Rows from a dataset
----

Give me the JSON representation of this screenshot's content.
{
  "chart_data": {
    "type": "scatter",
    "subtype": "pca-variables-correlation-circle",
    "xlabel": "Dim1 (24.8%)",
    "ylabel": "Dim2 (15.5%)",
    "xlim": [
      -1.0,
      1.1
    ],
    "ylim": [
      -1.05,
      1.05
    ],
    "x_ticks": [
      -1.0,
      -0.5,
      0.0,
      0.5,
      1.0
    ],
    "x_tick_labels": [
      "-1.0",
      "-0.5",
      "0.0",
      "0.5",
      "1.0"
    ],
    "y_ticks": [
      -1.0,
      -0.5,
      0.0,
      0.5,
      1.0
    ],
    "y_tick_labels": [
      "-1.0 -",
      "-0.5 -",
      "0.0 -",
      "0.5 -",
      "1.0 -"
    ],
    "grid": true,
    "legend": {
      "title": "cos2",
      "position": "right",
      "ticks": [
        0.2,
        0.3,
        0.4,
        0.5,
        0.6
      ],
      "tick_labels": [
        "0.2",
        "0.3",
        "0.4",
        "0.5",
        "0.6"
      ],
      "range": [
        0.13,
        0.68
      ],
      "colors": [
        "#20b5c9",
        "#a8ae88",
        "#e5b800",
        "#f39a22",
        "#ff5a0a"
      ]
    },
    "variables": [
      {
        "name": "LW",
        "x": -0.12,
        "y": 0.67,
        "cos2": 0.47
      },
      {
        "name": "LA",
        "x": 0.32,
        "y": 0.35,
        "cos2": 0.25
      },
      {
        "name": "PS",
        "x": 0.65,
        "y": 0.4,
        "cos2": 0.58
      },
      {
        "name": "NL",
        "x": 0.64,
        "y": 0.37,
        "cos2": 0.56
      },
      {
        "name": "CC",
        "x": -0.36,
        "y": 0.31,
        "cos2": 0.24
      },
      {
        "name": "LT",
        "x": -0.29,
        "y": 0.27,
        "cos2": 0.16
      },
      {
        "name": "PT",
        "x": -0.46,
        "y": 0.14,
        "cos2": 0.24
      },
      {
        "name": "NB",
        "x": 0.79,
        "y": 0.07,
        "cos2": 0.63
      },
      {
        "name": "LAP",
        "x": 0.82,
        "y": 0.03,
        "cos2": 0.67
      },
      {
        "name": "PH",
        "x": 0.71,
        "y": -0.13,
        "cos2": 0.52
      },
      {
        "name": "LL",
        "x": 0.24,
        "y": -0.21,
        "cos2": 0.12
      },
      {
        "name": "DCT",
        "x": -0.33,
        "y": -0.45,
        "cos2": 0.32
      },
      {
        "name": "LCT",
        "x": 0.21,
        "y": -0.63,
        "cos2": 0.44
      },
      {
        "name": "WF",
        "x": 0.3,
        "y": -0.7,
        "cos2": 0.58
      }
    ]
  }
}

----

What needs to be done: Tally the lines of the records holding the word "variables", then state only the tally.

Answer below: 2